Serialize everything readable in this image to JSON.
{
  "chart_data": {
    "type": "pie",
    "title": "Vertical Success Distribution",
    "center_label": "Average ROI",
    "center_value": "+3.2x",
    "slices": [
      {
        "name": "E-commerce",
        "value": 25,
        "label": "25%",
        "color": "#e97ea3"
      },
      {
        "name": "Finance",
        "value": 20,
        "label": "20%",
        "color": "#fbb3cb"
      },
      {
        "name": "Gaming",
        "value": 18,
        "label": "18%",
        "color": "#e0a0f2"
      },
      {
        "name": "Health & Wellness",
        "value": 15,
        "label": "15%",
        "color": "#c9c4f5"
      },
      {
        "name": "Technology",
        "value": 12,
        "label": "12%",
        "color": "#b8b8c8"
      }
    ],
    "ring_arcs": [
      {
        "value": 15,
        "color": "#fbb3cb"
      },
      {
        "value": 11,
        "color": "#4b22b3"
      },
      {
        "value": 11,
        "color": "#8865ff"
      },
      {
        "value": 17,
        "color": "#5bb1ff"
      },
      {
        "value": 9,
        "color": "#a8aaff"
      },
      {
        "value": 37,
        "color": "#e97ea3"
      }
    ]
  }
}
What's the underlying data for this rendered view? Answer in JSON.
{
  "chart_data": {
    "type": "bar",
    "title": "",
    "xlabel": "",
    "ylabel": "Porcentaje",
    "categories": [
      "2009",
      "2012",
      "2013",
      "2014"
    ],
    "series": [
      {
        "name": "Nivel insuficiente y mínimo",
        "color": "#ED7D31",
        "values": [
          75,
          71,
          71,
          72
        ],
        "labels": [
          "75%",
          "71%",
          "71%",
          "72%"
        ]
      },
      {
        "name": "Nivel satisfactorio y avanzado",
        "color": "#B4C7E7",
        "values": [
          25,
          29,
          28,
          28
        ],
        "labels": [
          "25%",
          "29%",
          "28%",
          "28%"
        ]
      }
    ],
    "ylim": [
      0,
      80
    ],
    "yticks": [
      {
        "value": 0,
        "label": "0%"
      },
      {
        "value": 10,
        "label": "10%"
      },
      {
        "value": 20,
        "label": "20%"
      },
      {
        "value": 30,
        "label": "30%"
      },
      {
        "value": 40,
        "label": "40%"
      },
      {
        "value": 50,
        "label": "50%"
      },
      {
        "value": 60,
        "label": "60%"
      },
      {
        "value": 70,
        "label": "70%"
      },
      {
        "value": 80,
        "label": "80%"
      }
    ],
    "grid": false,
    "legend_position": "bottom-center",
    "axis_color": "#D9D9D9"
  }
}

EXERCISE - Where a line of the records above holds the word "name", copy that line.

THE ANSWER -
        "name": "E-commerce",
        "name": "Finance",
        "name": "Gaming",
        "name": "Health & Wellness",
        "name": "Technology",
        "name": "Nivel insuficiente y mínimo",
        "name": "Nivel satisfactorio y avanzado",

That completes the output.